_PROBLEM TO WORK ON_.
Present every line of the material below as a Markdown table with two columns, Row and Line. Number the rows and skip any blank lines.

_ROWS_.

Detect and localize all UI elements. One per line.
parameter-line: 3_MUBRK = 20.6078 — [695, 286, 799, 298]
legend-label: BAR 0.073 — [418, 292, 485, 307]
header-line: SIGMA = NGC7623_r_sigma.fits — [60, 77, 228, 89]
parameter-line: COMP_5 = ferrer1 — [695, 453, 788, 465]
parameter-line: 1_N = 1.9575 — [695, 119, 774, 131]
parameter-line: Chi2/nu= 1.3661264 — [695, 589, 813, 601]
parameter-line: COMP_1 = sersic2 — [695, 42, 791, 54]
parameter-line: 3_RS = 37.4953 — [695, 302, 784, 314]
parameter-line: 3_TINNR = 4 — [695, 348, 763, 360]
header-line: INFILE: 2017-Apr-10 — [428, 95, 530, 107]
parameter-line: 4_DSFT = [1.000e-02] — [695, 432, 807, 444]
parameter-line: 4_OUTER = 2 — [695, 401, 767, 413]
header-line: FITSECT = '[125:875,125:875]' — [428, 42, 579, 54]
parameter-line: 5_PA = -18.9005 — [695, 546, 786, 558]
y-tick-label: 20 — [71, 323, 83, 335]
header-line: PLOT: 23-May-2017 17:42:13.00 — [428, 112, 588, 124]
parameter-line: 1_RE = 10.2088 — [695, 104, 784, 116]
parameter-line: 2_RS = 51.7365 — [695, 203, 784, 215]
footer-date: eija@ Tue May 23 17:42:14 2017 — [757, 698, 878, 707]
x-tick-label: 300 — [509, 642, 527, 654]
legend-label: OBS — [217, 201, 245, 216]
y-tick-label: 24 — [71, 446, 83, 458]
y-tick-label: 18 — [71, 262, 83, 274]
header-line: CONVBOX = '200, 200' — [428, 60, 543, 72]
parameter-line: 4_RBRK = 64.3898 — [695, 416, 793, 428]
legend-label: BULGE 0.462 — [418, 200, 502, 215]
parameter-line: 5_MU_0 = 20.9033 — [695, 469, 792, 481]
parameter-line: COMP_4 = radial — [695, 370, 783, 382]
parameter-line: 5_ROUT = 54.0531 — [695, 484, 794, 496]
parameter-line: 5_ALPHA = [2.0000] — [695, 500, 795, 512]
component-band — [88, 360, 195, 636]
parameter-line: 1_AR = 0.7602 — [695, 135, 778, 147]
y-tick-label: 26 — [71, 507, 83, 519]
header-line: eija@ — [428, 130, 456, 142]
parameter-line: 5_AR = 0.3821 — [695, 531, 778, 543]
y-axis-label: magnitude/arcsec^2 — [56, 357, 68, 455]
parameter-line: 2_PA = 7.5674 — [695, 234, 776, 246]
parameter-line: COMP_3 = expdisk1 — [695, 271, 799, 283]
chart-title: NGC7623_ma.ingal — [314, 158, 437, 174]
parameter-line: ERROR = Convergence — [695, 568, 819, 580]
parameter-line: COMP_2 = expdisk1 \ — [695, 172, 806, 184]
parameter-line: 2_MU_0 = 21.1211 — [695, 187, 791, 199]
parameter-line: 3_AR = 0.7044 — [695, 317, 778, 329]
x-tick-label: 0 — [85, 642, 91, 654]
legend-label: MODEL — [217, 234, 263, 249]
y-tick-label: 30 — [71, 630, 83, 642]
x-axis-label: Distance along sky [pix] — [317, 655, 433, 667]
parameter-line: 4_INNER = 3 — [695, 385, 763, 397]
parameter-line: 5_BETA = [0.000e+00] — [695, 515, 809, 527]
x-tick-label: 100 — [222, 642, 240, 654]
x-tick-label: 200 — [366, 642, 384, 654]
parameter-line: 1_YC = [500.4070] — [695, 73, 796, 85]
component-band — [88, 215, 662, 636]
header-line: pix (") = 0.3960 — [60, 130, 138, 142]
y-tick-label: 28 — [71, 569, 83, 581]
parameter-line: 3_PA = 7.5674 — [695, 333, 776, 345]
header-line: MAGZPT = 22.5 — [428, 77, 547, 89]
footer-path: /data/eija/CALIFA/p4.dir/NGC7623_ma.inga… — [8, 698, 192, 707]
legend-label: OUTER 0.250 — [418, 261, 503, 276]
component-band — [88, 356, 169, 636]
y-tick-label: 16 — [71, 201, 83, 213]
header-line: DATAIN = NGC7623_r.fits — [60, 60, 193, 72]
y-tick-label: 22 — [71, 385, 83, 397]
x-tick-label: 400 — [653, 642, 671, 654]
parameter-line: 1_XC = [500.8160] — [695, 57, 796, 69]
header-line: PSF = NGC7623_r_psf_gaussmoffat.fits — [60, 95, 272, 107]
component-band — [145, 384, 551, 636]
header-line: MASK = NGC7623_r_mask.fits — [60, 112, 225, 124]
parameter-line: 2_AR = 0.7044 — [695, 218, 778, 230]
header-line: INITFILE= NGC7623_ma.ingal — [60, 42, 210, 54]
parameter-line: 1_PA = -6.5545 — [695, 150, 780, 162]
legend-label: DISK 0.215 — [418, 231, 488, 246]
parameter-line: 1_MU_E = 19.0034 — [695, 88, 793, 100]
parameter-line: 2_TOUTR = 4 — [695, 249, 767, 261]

_SOLVED PROBLEM_.
| Row | Line |
|---|---|
| 1 | Detect and localize all UI elements. One per line. |
| 2 | parameter-line: 3_MUBRK = 20.6078 — [695, 286, 799, 298] |
| 3 | legend-label: BAR 0.073 — [418, 292, 485, 307] |
| 4 | header-line: SIGMA = NGC7623_r_sigma.fits — [60, 77, 228, 89] |
| 5 | parameter-line: COMP_5 = ferrer1 — [695, 453, 788, 465] |
| 6 | parameter-line: 1_N = 1.9575 — [695, 119, 774, 131] |
| 7 | parameter-line: Chi2/nu= 1.3661264 — [695, 589, 813, 601] |
| 8 | parameter-line: COMP_1 = sersic2 — [695, 42, 791, 54] |
| 9 | parameter-line: 3_RS = 37.4953 — [695, 302, 784, 314] |
| 10 | parameter-line: 3_TINNR = 4 — [695, 348, 763, 360] |
| 11 | header-line: INFILE: 2017-Apr-10 — [428, 95, 530, 107] |
| 12 | parameter-line: 4_DSFT = [1.000e-02] — [695, 432, 807, 444] |
| 13 | parameter-line: 4_OUTER = 2 — [695, 401, 767, 413] |
| 14 | header-line: FITSECT = '[125:875,125:875]' — [428, 42, 579, 54] |
| 15 | parameter-line: 5_PA = -18.9005 — [695, 546, 786, 558] |
| 16 | y-tick-label: 20 — [71, 323, 83, 335] |
| 17 | header-line: PLOT: 23-May-2017 17:42:13.00 — [428, 112, 588, 124] |
| 18 | parameter-line: 1_RE = 10.2088 — [695, 104, 784, 116] |
| 19 | parameter-line: 2_RS = 51.7365 — [695, 203, 784, 215] |
| 20 | footer-date: eija@ Tue May 23 17:42:14 2017 — [757, 698, 878, 707] |
| 21 | x-tick-label: 300 — [509, 642, 527, 654] |
| 22 | legend-label: OBS — [217, 201, 245, 216] |
| 23 | y-tick-label: 24 — [71, 446, 83, 458] |
| 24 | y-tick-label: 18 — [71, 262, 83, 274] |
| 25 | header-line: CONVBOX = '200, 200' — [428, 60, 543, 72] |
| 26 | parameter-line: 4_RBRK = 64.3898 — [695, 416, 793, 428] |
| 27 | legend-label: BULGE 0.462 — [418, 200, 502, 215] |
| 28 | parameter-line: 5_MU_0 = 20.9033 — [695, 469, 792, 481] |
| 29 | parameter-line: COMP_4 = radial — [695, 370, 783, 382] |
| 30 | parameter-line: 5_ROUT = 54.0531 — [695, 484, 794, 496] |
| 31 | parameter-line: 5_ALPHA = [2.0000] — [695, 500, 795, 512] |
| 32 | component-band — [88, 360, 195, 636] |
| 33 | parameter-line: 1_AR = 0.7602 — [695, 135, 778, 147] |
| 34 | y-tick-label: 26 — [71, 507, 83, 519] |
| 35 | header-line: eija@ — [428, 130, 456, 142] |
| 36 | parameter-line: 5_AR = 0.3821 — [695, 531, 778, 543] |
| 37 | y-axis-label: magnitude/arcsec^2 — [56, 357, 68, 455] |
| 38 | parameter-line: 2_PA = 7.5674 — [695, 234, 776, 246] |
| 39 | parameter-line: COMP_3 = expdisk1 — [695, 271, 799, 283] |
| 40 | chart-title: NGC7623_ma.ingal — [314, 158, 437, 174] |
| 41 | parameter-line: ERROR = Convergence — [695, 568, 819, 580] |
| 42 | parameter-line: COMP_2 = expdisk1 \ — [695, 172, 806, 184] |
| 43 | parameter-line: 2_MU_0 = 21.1211 — [695, 187, 791, 199] |
| 44 | parameter-line: 3_AR = 0.7044 — [695, 317, 778, 329] |
| 45 | x-tick-label: 0 — [85, 642, 91, 654] |
| 46 | legend-label: MODEL — [217, 234, 263, 249] |
| 47 | y-tick-label: 30 — [71, 630, 83, 642] |
| 48 | x-axis-label: Distance along sky [pix] — [317, 655, 433, 667] |
| 49 | parameter-line: 4_INNER = 3 — [695, 385, 763, 397] |
| 50 | parameter-line: 5_BETA = [0.000e+00] — [695, 515, 809, 527] |
| 51 | x-tick-label: 100 — [222, 642, 240, 654] |
| 52 | x-tick-label: 200 — [366, 642, 384, 654] |
| 53 | parameter-line: 1_YC = [500.4070] — [695, 73, 796, 85] |
| 54 | component-band — [88, 215, 662, 636] |
| 55 | header-line: pix (") = 0.3960 — [60, 130, 138, 142] |
| 56 | y-tick-label: 28 — [71, 569, 83, 581] |
| 57 | parameter-line: 3_PA = 7.5674 — [695, 333, 776, 345] |
| 58 | header-line: MAGZPT = 22.5 — [428, 77, 547, 89] |
| 59 | footer-path: /data/eija/CALIFA/p4.dir/NGC7623_ma.inga… — [8, 698, 192, 707] |
| 60 | legend-label: OUTER 0.250 — [418, 261, 503, 276] |
| 61 | component-band — [88, 356, 169, 636] |
| 62 | y-tick-label: 16 — [71, 201, 83, 213] |
| 63 | header-line: DATAIN = NGC7623_r.fits — [60, 60, 193, 72] |
| 64 | y-tick-label: 22 — [71, 385, 83, 397] |
| 65 | x-tick-label: 400 — [653, 642, 671, 654] |
| 66 | parameter-line: 1_XC = [500.8160] — [695, 57, 796, 69] |
| 67 | header-line: PSF = NGC7623_r_psf_gaussmoffat.fits — [60, 95, 272, 107] |
| 68 | component-band — [145, 384, 551, 636] |
| 69 | header-line: MASK = NGC7623_r_mask.fits — [60, 112, 225, 124] |
| 70 | parameter-line: 2_AR = 0.7044 — [695, 218, 778, 230] |
| 71 | header-line: INITFILE= NGC7623_ma.ingal — [60, 42, 210, 54] |
| 72 | parameter-line: 1_PA = -6.5545 — [695, 150, 780, 162] |
| 73 | legend-label: DISK 0.215 — [418, 231, 488, 246] |
| 74 | parameter-line: 1_MU_E = 19.0034 — [695, 88, 793, 100] |
| 75 | parameter-line: 2_TOUTR = 4 — [695, 249, 767, 261] |